Write a continuation of the text on FINRA arbitration of intra-industry disputes, picking up after its final sentence.

- **Reading passage**
--*--

We discussed the arbitration process between member firms and customers in the previous chapter. This chapter focuses on intra-industry disputes, which include:

  • Member firm claims against another member firm
  • Member firm claims against an associated person
  • Associated person claims against another associated person
Definitions
Associated person
A natural person who is registered or has applied for registration under a FINRA member firm (typically a registered representative)

FINRA’s Code of Arbitration requires most unresolved intra-industry disputes to be handled through arbitration. When a representative signs Form U-4, they agree to the following arbitration-related terms (through a pre-dispute arbitration agreement):

  • Any disputes with the employing member firm or its customers must be handled through arbitration (lawsuits generally aren’t permitted)
  • Disputes related to harassment or discrimination are not required to be handled through arbitration (unless all parties agree)
  • Arbitration awards are final and binding
  • Discovery is more limited in arbitration than in court proceedings
  • Arbitrators are not required to explain their reasoning for rulings unless explicitly requested at least 20 calendar days before the first hearing date
  • The arbitrator panel may include those with ties to the securities industry (non-public arbitrators) or public arbitrators
  • Time limits exist for seeking awards (generally six years from the relevant event)
Definitions
Discovery
Pre-trial/hearing procedures related to gathering and sharing evidence (e.g., documents, witness testimony) for an upcoming case

Beyond the points above, arbitration between firms and customers and arbitration involving intra-industry disputes are very similar. The structure, proceedings, and rules are generally the same.

--*--

- **Recorded data**
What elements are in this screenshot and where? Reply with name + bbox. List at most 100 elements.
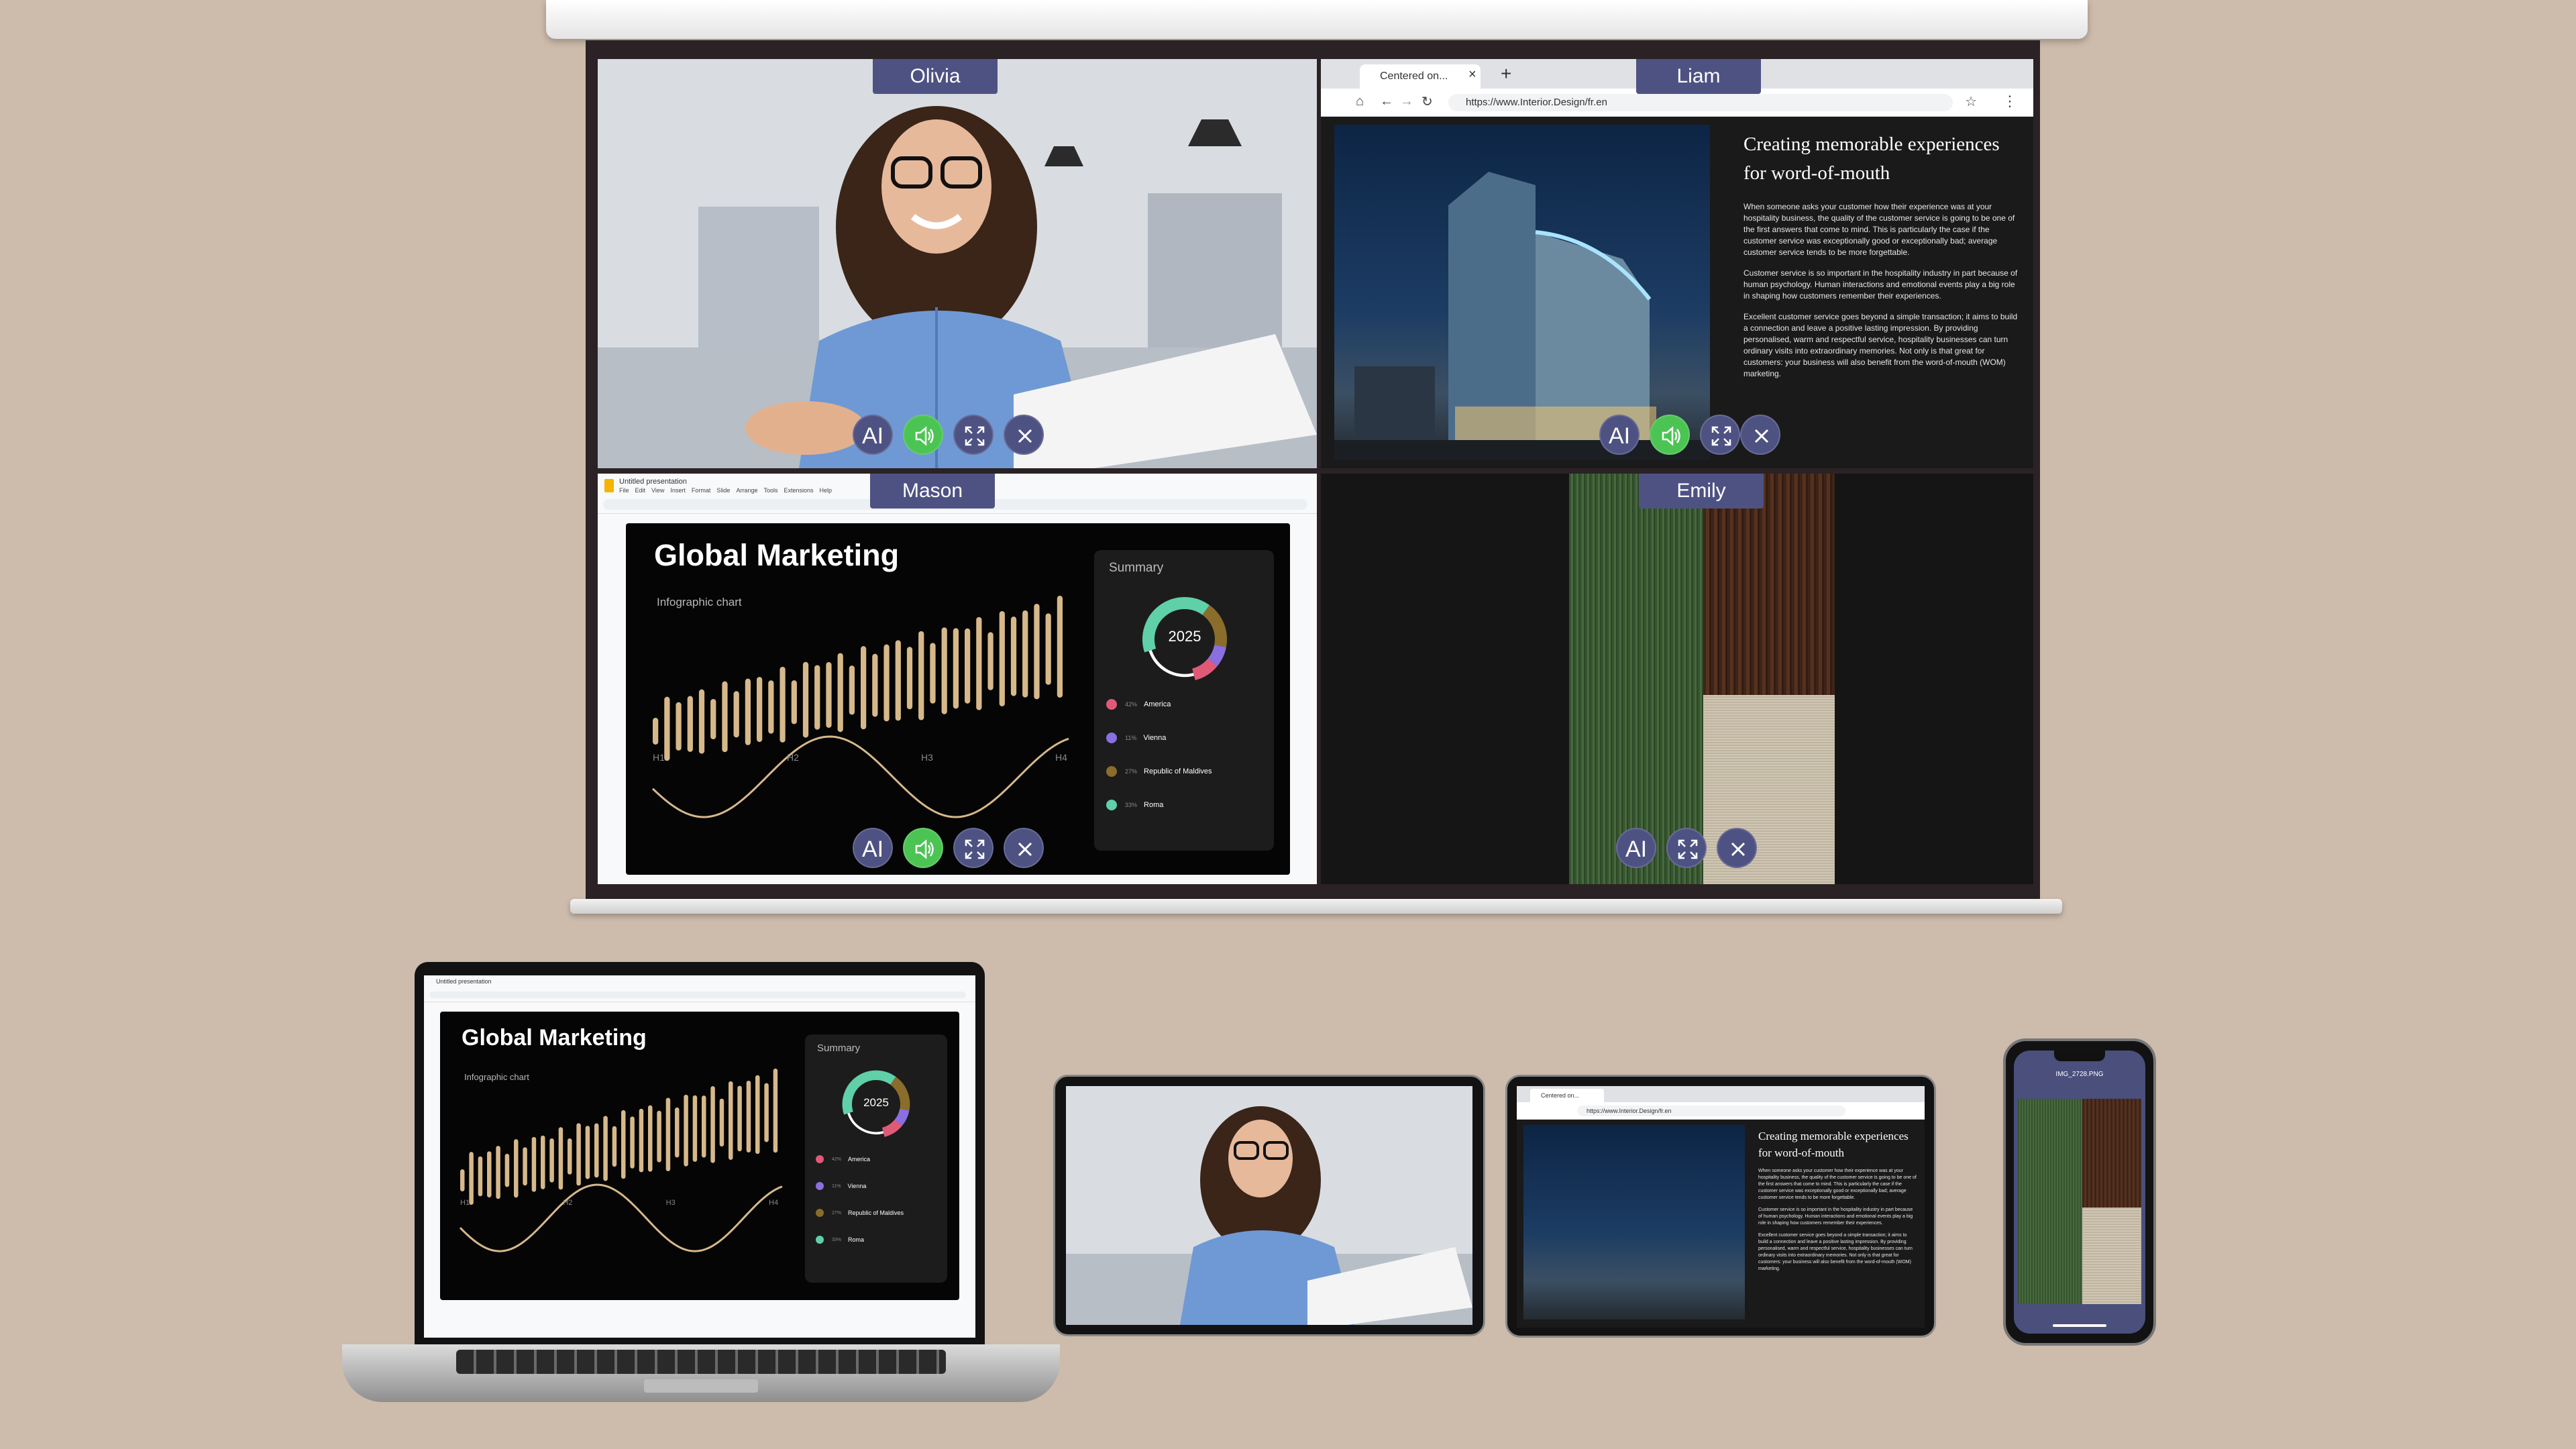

--*--

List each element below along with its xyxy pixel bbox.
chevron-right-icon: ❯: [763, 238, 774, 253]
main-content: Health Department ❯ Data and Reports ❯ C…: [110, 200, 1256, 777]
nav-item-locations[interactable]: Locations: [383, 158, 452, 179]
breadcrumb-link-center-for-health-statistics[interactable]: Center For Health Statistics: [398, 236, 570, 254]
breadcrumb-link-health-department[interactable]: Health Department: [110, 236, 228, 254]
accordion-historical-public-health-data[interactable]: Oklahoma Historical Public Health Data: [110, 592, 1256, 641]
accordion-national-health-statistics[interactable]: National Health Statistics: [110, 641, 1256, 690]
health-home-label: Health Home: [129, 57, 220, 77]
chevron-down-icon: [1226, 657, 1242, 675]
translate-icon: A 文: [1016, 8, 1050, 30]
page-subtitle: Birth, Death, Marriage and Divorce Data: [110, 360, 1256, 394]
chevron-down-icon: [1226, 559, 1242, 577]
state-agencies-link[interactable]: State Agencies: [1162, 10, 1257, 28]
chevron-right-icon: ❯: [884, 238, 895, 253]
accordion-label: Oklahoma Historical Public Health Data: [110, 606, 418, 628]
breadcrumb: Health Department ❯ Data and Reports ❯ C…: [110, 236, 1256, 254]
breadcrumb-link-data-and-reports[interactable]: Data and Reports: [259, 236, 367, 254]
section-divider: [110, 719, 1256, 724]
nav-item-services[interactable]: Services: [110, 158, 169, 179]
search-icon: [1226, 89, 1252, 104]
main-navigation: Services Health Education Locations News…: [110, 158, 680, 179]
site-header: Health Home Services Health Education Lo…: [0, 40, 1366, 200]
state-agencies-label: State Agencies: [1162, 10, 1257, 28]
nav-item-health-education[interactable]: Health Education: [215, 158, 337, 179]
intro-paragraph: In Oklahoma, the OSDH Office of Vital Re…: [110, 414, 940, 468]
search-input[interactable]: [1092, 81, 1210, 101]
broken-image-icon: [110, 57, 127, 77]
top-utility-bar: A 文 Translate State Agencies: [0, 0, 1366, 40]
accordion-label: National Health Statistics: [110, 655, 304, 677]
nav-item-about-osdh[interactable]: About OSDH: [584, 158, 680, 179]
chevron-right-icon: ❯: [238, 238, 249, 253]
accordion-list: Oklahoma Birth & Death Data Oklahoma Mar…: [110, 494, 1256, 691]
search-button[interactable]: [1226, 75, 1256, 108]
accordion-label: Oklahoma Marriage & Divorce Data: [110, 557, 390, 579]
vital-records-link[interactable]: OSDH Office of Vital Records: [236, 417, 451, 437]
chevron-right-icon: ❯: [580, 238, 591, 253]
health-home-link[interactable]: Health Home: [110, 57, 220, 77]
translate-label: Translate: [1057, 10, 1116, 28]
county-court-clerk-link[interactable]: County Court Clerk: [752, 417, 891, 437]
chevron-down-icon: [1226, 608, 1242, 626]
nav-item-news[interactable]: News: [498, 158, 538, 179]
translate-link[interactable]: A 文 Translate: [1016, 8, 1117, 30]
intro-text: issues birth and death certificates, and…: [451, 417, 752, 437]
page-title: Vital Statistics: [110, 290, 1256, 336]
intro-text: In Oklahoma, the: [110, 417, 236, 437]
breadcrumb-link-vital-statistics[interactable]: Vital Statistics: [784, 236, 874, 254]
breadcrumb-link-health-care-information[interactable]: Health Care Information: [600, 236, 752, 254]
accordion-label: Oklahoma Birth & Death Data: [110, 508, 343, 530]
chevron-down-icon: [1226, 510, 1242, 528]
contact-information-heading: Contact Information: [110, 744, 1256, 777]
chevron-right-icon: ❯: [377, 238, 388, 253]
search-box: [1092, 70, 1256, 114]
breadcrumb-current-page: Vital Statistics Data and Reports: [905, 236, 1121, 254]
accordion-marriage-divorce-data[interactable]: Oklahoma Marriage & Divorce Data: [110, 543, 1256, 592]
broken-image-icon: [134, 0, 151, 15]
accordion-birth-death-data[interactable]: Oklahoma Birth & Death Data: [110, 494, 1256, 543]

--*--

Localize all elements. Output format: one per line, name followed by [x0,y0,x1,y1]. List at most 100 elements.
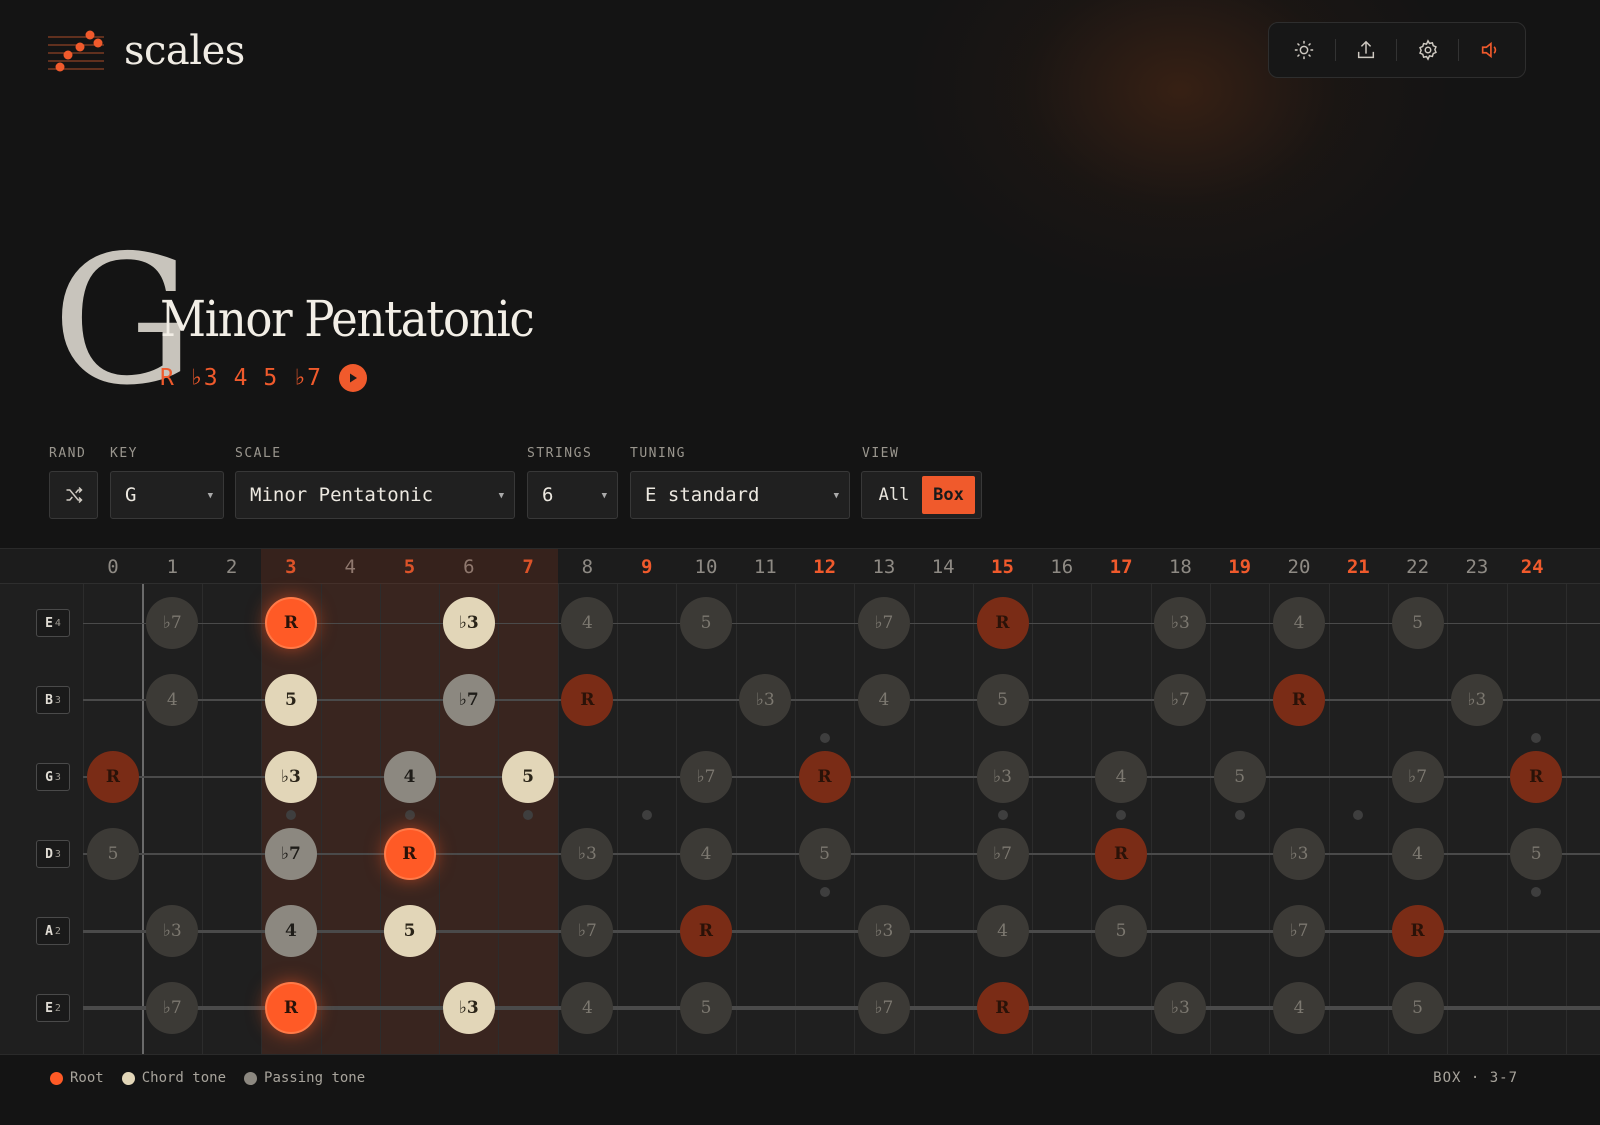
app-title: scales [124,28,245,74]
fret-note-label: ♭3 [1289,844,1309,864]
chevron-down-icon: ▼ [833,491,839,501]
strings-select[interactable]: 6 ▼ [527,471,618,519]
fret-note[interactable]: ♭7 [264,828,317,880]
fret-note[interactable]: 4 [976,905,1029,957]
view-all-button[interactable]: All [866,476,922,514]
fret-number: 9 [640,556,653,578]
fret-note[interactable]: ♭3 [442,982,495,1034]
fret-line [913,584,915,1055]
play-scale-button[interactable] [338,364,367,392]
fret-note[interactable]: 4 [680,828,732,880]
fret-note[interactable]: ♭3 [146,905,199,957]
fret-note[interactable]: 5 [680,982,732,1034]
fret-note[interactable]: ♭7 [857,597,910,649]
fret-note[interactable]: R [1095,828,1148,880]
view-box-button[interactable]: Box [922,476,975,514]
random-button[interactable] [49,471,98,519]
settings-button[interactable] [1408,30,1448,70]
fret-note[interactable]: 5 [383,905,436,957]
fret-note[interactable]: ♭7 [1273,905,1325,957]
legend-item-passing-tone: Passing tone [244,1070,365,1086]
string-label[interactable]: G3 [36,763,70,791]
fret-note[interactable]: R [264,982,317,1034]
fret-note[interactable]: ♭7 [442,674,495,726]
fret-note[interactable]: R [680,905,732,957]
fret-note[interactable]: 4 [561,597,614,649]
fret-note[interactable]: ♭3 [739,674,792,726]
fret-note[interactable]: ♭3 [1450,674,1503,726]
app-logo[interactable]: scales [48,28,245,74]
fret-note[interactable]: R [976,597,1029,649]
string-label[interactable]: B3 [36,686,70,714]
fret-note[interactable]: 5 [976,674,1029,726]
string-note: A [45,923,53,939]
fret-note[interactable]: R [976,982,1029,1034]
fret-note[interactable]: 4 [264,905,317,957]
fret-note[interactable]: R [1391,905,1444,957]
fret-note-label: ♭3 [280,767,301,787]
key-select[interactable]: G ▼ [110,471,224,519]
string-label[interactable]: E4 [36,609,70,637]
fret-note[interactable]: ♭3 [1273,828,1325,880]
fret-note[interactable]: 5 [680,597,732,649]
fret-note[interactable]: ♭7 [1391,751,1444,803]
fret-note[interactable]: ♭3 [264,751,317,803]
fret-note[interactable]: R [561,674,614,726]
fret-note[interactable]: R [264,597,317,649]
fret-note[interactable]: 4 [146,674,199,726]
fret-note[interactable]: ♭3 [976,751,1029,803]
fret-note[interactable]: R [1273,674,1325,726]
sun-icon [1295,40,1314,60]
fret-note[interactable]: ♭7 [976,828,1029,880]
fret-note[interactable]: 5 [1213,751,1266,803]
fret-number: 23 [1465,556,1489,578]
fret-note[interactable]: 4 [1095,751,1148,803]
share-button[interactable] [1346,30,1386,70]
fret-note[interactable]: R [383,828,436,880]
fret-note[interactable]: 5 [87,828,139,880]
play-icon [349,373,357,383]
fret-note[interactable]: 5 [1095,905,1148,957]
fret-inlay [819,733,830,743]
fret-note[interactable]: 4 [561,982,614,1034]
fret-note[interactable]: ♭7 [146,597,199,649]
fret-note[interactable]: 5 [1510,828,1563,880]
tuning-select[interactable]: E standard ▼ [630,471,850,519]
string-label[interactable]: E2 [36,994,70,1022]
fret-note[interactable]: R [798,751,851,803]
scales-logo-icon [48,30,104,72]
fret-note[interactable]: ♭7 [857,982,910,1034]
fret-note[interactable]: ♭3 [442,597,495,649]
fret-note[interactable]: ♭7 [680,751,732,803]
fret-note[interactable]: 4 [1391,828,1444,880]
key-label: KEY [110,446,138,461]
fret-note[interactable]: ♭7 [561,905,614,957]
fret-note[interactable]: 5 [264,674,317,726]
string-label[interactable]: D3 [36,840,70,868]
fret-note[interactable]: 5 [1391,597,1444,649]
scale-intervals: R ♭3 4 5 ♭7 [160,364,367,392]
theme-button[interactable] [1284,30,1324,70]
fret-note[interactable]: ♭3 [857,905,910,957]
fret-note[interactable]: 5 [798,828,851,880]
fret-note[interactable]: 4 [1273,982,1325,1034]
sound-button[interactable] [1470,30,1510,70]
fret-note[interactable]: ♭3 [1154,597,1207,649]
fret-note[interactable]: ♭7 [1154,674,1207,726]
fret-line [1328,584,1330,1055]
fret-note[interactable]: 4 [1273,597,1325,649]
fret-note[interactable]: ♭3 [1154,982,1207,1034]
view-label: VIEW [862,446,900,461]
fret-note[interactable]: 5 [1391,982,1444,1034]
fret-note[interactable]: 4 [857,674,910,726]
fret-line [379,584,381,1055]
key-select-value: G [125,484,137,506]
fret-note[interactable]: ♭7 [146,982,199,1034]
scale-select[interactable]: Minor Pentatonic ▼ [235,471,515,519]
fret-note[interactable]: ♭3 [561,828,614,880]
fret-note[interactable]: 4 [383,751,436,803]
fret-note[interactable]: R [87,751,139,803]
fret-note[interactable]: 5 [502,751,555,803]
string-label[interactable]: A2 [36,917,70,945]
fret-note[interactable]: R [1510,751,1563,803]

--*--

- **Task output**
Various arbitration rules

We’ve already covered the general arbitration process and how claims are brought. Now we’ll focus on specific rules in FINRA’s Code of Arbitration that commonly show up on the exam:

  • Statute of limitations
  • Motions to dismiss
  • Class action claims
  • Agreements forbidding arbitration
  • The Party Portal
  • Offsetting awards
  • Non-payment of awards

The following rules apply to all forms of arbitration (customer disputes and intra-industry disputes).

Statute of limitations

A claim for damages through arbitration must be filed within six years of the related occurrence or event. Claims filed more than six years after the occurrence or event are disqualified.

Motions to dismiss

A motion to dismiss is a request by the respondent asking the arbitrators to terminate (“throw out”) the case. FINRA discourages these motions and rarely grants them. They’re typically filed when the claim appears meritless or has already been arbitrated.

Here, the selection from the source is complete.